Data entries
++++++++++++++++++++

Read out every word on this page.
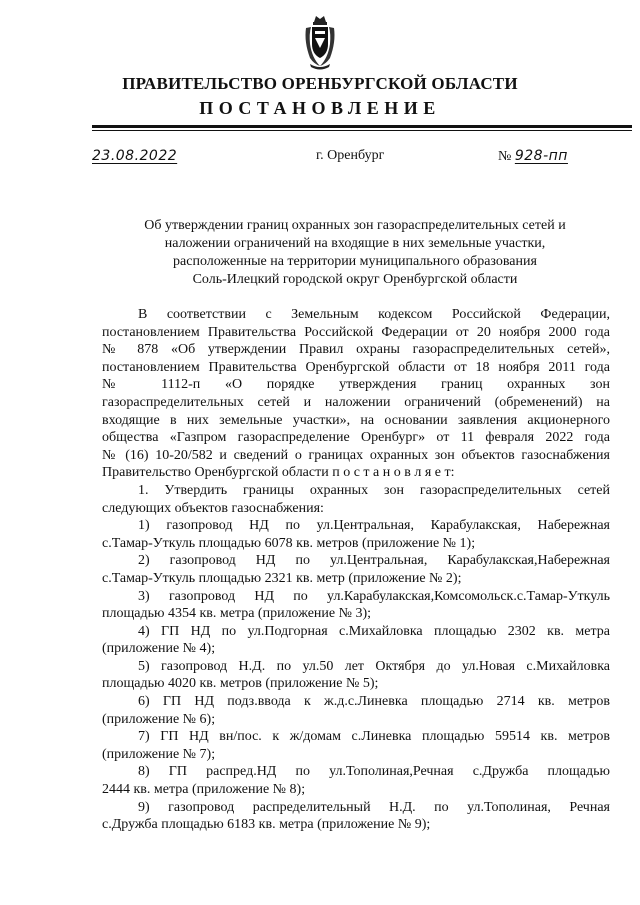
ПРАВИТЕЛЬСТВО ОРЕНБУРГСКОЙ ОБЛАСТИ
ПОСТАНОВЛЕНИЕ
23.08.2022	г. Оренбург	№ 928-пп
Об утверждении границ охранных зон газораспределительных сетей и
наложении ограничений на входящие в них земельные участки,
расположенные на территории муниципального образования
Соль-Илецкий городской округ Оренбургской области
В соответствии с Земельным кодексом Российской Федерации,
постановлением Правительства Российской Федерации от 20 ноября 2000 года
№ 878 «Об утверждении Правил охраны газораспределительных сетей»,
постановлением Правительства Оренбургской области от 18 ноября 2011 года
№ 1112-п «О порядке утверждения границ охранных зон
газораспределительных сетей и наложении ограничений (обременений) на
входящие в них земельные участки», на основании заявления акционерного
общества «Газпром газораспределение Оренбург» от 11 февраля 2022 года
№ (16) 10-20/582 и сведений о границах охранных зон объектов газоснабжения
Правительство Оренбургской области п о с т а н о в л я е т:
1. Утвердить границы охранных зон газораспределительных сетей
следующих объектов газоснабжения:
1) газопровод НД по ул.Центральная, Карабулакская, Набережная
с.Тамар-Уткуль площадью 6078 кв. метров (приложение № 1);
2) газопровод НД по ул.Центральная, Карабулакская,Набережная
с.Тамар-Уткуль площадью 2321 кв. метр (приложение № 2);
3) газопровод НД по ул.Карабулакская,Комсомольск.с.Тамар-Уткуль
площадью 4354 кв. метра (приложение № 3);
4) ГП НД по ул.Подгорная с.Михайловка площадью 2302 кв. метра
(приложение № 4);
5) газопровод Н.Д. по ул.50 лет Октября до ул.Новая с.Михайловка
площадью 4020 кв. метров (приложение № 5);
6) ГП НД подз.ввода к ж.д.с.Линевка площадью 2714 кв. метров
(приложение № 6);
7) ГП НД вн/пос. к ж/домам с.Линевка площадью 59514 кв. метров
(приложение № 7);
8) ГП распред.НД по ул.Тополиная,Речная с.Дружба площадью
2444 кв. метра (приложение № 8);
9) газопровод распределительный Н.Д. по ул.Тополиная, Речная
с.Дружба площадью 6183 кв. метра (приложение № 9);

++++++++++++++++++++

▸ **GOAL**: Reproduce the data word for word, excluding its pictures.

▸ **REPLY**:
Read out every word on this page.
ПРАВИТЕЛЬСТВО ОРЕНБУРГСКОЙ ОБЛАСТИ
ПОСТАНОВЛЕНИЕ
23.08.2022	г. Оренбург	№ 928-пп
Об утверждении границ охранных зон газораспределительных сетей и
наложении ограничений на входящие в них земельные участки,
расположенные на территории муниципального образования
Соль-Илецкий городской округ Оренбургской области
В соответствии с Земельным кодексом Российской Федерации,
постановлением Правительства Российской Федерации от 20 ноября 2000 года
№ 878 «Об утверждении Правил охраны газораспределительных сетей»,
постановлением Правительства Оренбургской области от 18 ноября 2011 года
№ 1112-п «О порядке утверждения границ охранных зон
газораспределительных сетей и наложении ограничений (обременений) на
входящие в них земельные участки», на основании заявления акционерного
общества «Газпром газораспределение Оренбург» от 11 февраля 2022 года
№ (16) 10-20/582 и сведений о границах охранных зон объектов газоснабжения
Правительство Оренбургской области п о с т а н о в л я е т:
1. Утвердить границы охранных зон газораспределительных сетей
следующих объектов газоснабжения:
1) газопровод НД по ул.Центральная, Карабулакская, Набережная
с.Тамар-Уткуль площадью 6078 кв. метров (приложение № 1);
2) газопровод НД по ул.Центральная, Карабулакская,Набережная
с.Тамар-Уткуль площадью 2321 кв. метр (приложение № 2);
3) газопровод НД по ул.Карабулакская,Комсомольск.с.Тамар-Уткуль
площадью 4354 кв. метра (приложение № 3);
4) ГП НД по ул.Подгорная с.Михайловка площадью 2302 кв. метра
(приложение № 4);
5) газопровод Н.Д. по ул.50 лет Октября до ул.Новая с.Михайловка
площадью 4020 кв. метров (приложение № 5);
6) ГП НД подз.ввода к ж.д.с.Линевка площадью 2714 кв. метров
(приложение № 6);
7) ГП НД вн/пос. к ж/домам с.Линевка площадью 59514 кв. метров
(приложение № 7);
8) ГП распред.НД по ул.Тополиная,Речная с.Дружба площадью
2444 кв. метра (приложение № 8);
9) газопровод распределительный Н.Д. по ул.Тополиная, Речная
с.Дружба площадью 6183 кв. метра (приложение № 9);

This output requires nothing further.